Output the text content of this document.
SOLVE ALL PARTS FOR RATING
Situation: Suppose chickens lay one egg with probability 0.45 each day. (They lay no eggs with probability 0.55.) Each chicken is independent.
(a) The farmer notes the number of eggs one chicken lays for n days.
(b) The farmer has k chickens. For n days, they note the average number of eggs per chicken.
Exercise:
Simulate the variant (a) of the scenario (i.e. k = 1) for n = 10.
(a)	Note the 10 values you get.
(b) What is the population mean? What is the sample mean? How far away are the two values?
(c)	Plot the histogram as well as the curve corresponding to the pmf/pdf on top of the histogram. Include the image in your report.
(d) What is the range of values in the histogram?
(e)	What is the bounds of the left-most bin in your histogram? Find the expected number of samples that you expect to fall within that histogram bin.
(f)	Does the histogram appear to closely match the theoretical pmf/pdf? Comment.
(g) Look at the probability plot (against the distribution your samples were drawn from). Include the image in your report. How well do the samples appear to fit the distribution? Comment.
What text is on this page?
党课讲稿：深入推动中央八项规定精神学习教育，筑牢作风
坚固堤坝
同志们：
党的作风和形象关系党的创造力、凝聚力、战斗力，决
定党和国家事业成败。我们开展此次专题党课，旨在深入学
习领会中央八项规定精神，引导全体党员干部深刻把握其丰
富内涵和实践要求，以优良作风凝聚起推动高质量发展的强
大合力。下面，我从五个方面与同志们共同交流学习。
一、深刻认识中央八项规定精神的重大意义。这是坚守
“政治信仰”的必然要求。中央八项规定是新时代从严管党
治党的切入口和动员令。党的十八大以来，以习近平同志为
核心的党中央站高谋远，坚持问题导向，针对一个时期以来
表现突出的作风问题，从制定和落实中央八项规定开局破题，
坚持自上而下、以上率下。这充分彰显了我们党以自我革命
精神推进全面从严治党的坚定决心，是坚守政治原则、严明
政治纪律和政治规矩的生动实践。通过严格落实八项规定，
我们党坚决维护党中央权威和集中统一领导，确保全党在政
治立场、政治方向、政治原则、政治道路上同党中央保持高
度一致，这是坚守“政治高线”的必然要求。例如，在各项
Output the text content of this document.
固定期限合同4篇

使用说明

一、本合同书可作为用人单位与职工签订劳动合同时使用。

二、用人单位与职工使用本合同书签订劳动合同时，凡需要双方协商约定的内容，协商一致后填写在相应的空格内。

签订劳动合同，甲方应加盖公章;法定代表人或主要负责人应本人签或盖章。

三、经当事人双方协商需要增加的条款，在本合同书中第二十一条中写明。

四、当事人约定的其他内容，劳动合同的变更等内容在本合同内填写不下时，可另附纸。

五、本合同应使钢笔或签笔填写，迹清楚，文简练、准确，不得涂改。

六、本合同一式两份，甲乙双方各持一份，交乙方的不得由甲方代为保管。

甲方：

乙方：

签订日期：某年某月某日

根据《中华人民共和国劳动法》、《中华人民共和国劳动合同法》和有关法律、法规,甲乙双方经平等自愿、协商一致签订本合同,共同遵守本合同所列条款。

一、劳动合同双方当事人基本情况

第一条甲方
+---+
Each line in the material above must be retyped without alteration.

Output the text content of this document.
SOLVE ALL PARTS FOR RATING
Situation: Suppose chickens lay one egg with probability 0.45 each day. (They lay no eggs with probability 0.55.) Each chicken is independent.
(a) The farmer notes the number of eggs one chicken lays for n days.
(b) The farmer has k chickens. For n days, they note the average number of eggs per chicken.
Exercise:
Simulate the variant (a) of the scenario (i.e. k = 1) for n = 10.
(a)	Note the 10 values you get.
(b) What is the population mean? What is the sample mean? How far away are the two values?
(c)	Plot the histogram as well as the curve corresponding to the pmf/pdf on top of the histogram. Include the image in your report.
(d) What is the range of values in the histogram?
(e)	What is the bounds of the left-most bin in your histogram? Find the expected number of samples that you expect to fall within that histogram bin.
(f)	Does the histogram appear to closely match the theoretical pmf/pdf? Comment.
(g) Look at the probability plot (against the distribution your samples were drawn from). Include the image in your report. How well do the samples appear to fit the distribution? Comment.
What text is on this page?
党课讲稿：深入推动中央八项规定精神学习教育，筑牢作风
坚固堤坝
同志们：
党的作风和形象关系党的创造力、凝聚力、战斗力，决
定党和国家事业成败。我们开展此次专题党课，旨在深入学
习领会中央八项规定精神，引导全体党员干部深刻把握其丰
富内涵和实践要求，以优良作风凝聚起推动高质量发展的强
大合力。下面，我从五个方面与同志们共同交流学习。
一、深刻认识中央八项规定精神的重大意义。这是坚守
“政治信仰”的必然要求。中央八项规定是新时代从严管党
治党的切入口和动员令。党的十八大以来，以习近平同志为
核心的党中央站高谋远，坚持问题导向，针对一个时期以来
表现突出的作风问题，从制定和落实中央八项规定开局破题，
坚持自上而下、以上率下。这充分彰显了我们党以自我革命
精神推进全面从严治党的坚定决心，是坚守政治原则、严明
政治纪律和政治规矩的生动实践。通过严格落实八项规定，
我们党坚决维护党中央权威和集中统一领导，确保全党在政
治立场、政治方向、政治原则、政治道路上同党中央保持高
度一致，这是坚守“政治高线”的必然要求。例如，在各项
Output the text content of this document.
固定期限合同4篇

使用说明

一、本合同书可作为用人单位与职工签订劳动合同时使用。

二、用人单位与职工使用本合同书签订劳动合同时，凡需要双方协商约定的内容，协商一致后填写在相应的空格内。

签订劳动合同，甲方应加盖公章;法定代表人或主要负责人应本人签或盖章。

三、经当事人双方协商需要增加的条款，在本合同书中第二十一条中写明。

四、当事人约定的其他内容，劳动合同的变更等内容在本合同内填写不下时，可另附纸。

五、本合同应使钢笔或签笔填写，迹清楚，文简练、准确，不得涂改。

六、本合同一式两份，甲乙双方各持一份，交乙方的不得由甲方代为保管。

甲方：

乙方：

签订日期：某年某月某日

根据《中华人民共和国劳动法》、《中华人民共和国劳动合同法》和有关法律、法规,甲乙双方经平等自愿、协商一致签订本合同,共同遵守本合同所列条款。

一、劳动合同双方当事人基本情况

第一条甲方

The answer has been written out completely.